──────── DATA ROWS ────────
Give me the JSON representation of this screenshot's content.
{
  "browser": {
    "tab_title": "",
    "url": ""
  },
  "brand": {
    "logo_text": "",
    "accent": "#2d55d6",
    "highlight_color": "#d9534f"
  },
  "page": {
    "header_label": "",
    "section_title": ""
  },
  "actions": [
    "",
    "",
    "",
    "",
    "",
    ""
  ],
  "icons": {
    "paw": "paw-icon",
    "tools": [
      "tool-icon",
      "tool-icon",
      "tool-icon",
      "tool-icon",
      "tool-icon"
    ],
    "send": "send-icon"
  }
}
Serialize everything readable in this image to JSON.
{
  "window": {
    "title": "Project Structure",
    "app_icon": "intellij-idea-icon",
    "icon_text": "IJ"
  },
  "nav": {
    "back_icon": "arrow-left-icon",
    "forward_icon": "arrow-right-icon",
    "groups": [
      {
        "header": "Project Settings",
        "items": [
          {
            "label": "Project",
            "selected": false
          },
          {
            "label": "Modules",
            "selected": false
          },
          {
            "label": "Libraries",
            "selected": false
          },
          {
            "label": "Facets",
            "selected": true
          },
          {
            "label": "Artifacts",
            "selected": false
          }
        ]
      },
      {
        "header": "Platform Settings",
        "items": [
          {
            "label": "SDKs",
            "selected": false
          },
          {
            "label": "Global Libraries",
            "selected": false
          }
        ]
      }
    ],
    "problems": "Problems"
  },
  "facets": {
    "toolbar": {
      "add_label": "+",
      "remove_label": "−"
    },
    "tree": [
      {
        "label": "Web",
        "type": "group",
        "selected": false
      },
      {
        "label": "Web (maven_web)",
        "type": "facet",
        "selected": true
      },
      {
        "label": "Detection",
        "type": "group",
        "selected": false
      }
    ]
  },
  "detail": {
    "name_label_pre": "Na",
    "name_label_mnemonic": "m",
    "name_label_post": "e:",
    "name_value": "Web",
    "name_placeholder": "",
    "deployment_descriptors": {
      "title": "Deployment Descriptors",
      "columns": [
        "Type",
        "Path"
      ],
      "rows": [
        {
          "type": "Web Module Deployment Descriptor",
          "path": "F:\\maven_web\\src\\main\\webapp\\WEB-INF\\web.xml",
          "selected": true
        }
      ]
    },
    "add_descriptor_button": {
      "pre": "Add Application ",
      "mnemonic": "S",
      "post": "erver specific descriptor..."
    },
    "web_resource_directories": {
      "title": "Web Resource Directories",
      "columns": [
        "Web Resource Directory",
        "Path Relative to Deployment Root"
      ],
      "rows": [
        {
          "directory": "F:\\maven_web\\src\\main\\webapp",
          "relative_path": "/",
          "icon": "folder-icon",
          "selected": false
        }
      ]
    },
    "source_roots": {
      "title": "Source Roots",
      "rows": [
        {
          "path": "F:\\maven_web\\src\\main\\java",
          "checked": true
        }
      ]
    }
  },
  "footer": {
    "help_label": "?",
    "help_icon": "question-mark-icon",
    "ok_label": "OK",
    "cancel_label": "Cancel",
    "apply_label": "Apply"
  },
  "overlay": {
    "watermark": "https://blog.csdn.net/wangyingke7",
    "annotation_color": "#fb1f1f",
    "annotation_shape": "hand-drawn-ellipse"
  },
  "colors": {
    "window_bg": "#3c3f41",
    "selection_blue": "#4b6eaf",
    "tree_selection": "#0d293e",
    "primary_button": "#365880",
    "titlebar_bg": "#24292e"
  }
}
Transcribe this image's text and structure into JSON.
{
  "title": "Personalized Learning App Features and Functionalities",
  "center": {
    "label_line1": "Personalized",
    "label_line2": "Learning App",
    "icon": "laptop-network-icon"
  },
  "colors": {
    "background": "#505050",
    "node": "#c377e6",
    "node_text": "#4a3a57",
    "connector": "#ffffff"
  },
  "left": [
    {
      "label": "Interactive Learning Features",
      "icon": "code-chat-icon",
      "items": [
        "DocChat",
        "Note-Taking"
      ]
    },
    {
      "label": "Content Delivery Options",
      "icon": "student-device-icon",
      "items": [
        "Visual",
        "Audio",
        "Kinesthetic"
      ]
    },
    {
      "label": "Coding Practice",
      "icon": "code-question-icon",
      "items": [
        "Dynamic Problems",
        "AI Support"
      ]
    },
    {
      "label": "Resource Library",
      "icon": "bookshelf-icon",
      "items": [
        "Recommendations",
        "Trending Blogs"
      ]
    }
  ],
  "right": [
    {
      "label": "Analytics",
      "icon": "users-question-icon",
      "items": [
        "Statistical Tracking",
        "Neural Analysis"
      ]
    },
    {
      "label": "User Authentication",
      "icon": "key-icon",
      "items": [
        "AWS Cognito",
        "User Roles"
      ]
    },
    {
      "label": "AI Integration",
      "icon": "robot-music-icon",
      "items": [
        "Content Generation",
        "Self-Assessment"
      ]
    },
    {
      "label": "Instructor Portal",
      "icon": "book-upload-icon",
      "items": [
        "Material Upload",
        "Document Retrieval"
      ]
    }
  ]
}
────────
- [WRITTEN PROBLEM]:
In the material above, find the lines that contain "question" and show them.

- [ANSWER TO THE TASK]:
    "help_icon": "question-mark-icon",
      "icon": "code-question-icon",
      "icon": "users-question-icon",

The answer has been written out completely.